▶ **CHALLENGE**
Return every line below in which "فوجی" appears.

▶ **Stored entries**

>> start

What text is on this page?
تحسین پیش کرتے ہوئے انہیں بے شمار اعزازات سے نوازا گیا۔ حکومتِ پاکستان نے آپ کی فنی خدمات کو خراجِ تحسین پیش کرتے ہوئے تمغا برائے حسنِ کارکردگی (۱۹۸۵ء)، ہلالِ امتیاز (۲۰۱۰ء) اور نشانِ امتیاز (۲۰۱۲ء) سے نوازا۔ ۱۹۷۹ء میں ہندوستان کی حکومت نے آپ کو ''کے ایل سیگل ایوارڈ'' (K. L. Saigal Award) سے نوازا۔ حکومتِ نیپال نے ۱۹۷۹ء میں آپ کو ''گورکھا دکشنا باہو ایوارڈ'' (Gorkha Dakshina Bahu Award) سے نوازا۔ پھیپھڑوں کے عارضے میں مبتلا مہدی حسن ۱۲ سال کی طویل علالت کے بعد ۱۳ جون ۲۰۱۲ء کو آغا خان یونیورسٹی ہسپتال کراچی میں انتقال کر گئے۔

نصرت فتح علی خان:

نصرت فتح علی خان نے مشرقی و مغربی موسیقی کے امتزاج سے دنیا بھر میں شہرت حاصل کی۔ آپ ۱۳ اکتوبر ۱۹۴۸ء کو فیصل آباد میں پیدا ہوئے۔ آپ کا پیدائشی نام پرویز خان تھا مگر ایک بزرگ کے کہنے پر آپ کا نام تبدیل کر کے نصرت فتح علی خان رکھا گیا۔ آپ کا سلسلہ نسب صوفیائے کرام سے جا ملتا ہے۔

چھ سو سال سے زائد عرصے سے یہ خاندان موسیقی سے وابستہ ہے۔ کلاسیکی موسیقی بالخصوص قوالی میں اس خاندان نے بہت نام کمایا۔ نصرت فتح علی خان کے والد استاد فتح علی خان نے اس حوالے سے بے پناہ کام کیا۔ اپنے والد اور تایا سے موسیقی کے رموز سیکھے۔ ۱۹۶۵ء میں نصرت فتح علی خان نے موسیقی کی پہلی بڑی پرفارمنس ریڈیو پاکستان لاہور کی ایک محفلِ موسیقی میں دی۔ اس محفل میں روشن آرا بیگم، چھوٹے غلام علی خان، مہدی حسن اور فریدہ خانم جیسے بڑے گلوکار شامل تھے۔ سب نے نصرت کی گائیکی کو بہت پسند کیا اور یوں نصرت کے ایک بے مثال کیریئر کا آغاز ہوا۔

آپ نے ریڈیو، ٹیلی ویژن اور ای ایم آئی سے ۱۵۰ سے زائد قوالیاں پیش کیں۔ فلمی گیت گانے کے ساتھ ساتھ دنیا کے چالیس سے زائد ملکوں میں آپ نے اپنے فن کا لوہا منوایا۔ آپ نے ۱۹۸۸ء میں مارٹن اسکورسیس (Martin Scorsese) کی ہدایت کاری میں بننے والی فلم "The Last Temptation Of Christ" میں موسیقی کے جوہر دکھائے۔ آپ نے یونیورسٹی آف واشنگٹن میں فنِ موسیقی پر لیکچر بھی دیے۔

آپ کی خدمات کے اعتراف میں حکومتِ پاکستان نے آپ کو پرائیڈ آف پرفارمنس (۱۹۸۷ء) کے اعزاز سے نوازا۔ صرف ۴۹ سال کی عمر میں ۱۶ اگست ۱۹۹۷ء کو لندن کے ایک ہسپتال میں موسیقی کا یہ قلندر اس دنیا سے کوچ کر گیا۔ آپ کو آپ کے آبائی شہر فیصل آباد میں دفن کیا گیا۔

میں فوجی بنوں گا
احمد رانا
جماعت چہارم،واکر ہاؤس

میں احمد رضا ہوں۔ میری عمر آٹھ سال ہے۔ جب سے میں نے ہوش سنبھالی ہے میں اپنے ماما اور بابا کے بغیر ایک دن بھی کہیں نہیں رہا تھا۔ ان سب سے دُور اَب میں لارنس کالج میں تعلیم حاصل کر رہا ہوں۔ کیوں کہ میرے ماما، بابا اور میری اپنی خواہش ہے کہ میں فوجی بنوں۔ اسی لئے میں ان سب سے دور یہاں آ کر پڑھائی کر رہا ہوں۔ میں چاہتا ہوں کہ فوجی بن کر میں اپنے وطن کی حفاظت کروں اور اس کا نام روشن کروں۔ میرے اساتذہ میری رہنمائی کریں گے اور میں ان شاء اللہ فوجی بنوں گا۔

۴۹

>> end
>> start

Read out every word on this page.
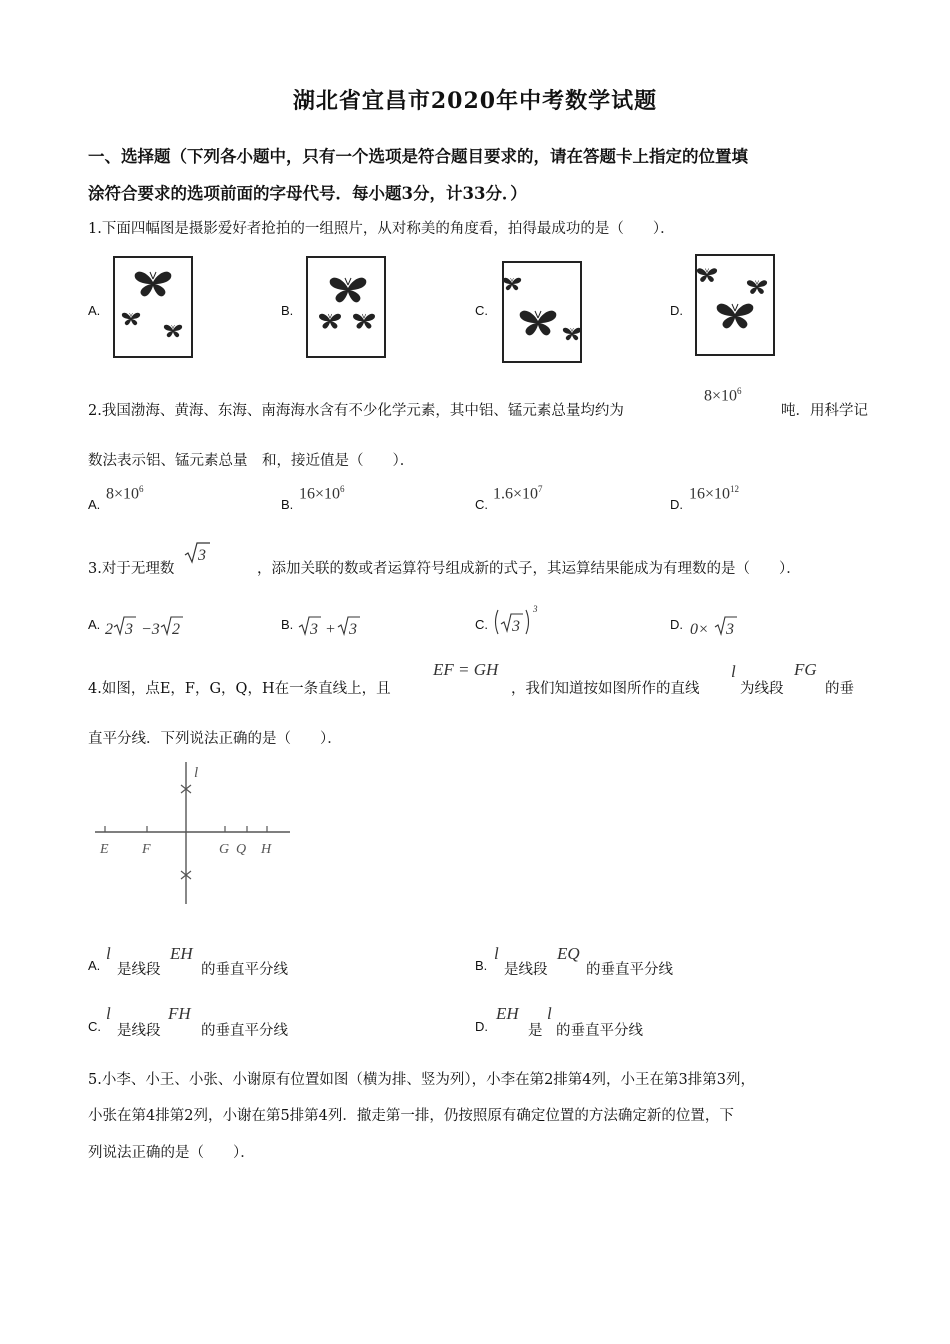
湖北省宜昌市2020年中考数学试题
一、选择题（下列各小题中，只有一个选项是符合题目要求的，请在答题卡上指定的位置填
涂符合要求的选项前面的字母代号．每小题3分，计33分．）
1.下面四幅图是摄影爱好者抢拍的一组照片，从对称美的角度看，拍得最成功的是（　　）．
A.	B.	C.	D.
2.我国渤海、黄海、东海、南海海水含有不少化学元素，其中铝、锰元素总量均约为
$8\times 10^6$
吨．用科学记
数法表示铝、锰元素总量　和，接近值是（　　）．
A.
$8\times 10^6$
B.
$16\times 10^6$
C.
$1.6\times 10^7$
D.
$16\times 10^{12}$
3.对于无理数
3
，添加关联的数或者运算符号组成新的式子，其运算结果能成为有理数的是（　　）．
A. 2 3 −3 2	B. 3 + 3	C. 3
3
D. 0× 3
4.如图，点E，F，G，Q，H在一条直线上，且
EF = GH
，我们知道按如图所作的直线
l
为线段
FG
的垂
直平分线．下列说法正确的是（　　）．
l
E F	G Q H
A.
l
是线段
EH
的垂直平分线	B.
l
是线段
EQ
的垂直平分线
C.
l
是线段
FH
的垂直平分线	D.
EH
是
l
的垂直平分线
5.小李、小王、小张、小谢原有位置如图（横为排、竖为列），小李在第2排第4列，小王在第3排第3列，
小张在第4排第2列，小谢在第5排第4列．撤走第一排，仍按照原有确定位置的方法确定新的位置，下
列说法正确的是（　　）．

>> end

▶ **SOLUTION FOR THIS TASK**
میں فوجی بنوں گا
میں احمد رضا ہوں۔ میری عمر آٹھ سال ہے۔ جب سے میں نے ہوش سنبھالی ہے میں اپنے ماما اور بابا کے بغیر ایک دن بھی کہیں نہیں رہا تھا۔ ان سب سے دُور اَب میں لارنس کالج میں تعلیم حاصل کر رہا ہوں۔ کیوں کہ میرے ماما، بابا اور میری اپنی خواہش ہے کہ میں فوجی بنوں۔ اسی لئے میں ان سب سے دور یہاں آ کر پڑھائی کر رہا ہوں۔ میں چاہتا ہوں کہ فوجی بن کر میں اپنے وطن کی حفاظت کروں اور اس کا نام روشن کروں۔ میرے اساتذہ میری رہنمائی کریں گے اور میں ان شاء اللہ فوجی بنوں گا۔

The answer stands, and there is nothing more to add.